"""

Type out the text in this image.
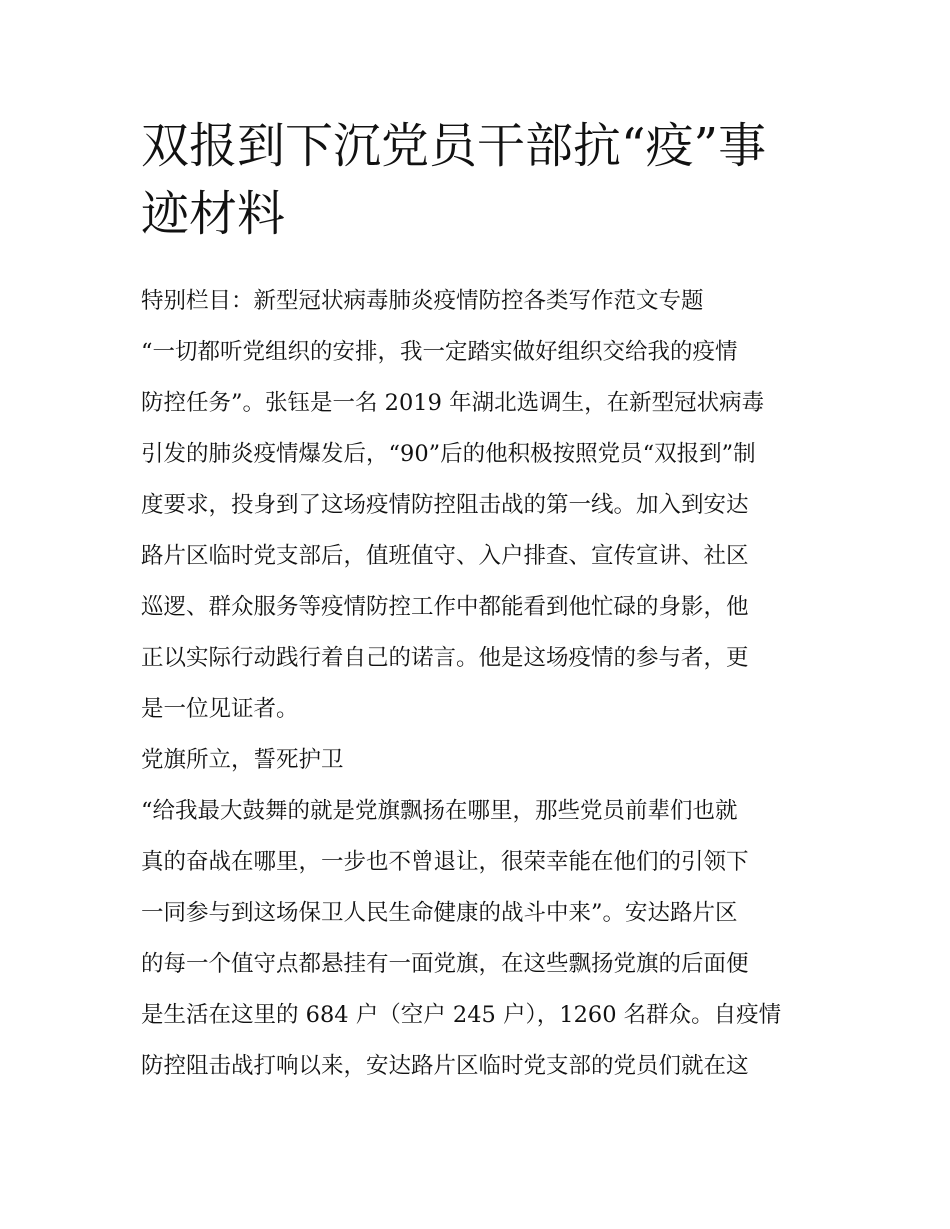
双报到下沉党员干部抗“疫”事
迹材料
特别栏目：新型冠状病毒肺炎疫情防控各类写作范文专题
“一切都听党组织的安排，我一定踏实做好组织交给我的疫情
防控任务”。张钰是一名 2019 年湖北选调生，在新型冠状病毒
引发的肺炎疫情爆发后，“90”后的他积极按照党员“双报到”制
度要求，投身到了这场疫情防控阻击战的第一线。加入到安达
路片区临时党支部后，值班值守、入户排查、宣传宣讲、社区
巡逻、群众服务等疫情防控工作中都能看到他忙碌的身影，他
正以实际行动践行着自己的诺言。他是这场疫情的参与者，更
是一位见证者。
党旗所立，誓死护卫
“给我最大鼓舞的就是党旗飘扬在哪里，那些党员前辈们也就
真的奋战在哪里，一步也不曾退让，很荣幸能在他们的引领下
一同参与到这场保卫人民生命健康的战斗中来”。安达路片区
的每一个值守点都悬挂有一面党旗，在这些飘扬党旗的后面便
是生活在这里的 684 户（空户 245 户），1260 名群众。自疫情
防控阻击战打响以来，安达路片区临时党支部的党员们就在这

"""

- [Exercise] Repeat the data above exactly, but not the pictures.

- [Complete response]
Type out the text in this image.
双报到下沉党员干部抗“疫”事
迹材料
特别栏目：新型冠状病毒肺炎疫情防控各类写作范文专题
“一切都听党组织的安排，我一定踏实做好组织交给我的疫情
防控任务”。张钰是一名 2019 年湖北选调生，在新型冠状病毒
引发的肺炎疫情爆发后，“90”后的他积极按照党员“双报到”制
度要求，投身到了这场疫情防控阻击战的第一线。加入到安达
路片区临时党支部后，值班值守、入户排查、宣传宣讲、社区
巡逻、群众服务等疫情防控工作中都能看到他忙碌的身影，他
正以实际行动践行着自己的诺言。他是这场疫情的参与者，更
是一位见证者。
党旗所立，誓死护卫
“给我最大鼓舞的就是党旗飘扬在哪里，那些党员前辈们也就
真的奋战在哪里，一步也不曾退让，很荣幸能在他们的引领下
一同参与到这场保卫人民生命健康的战斗中来”。安达路片区
的每一个值守点都悬挂有一面党旗，在这些飘扬党旗的后面便
是生活在这里的 684 户（空户 245 户），1260 名群众。自疫情
防控阻击战打响以来，安达路片区临时党支部的党员们就在这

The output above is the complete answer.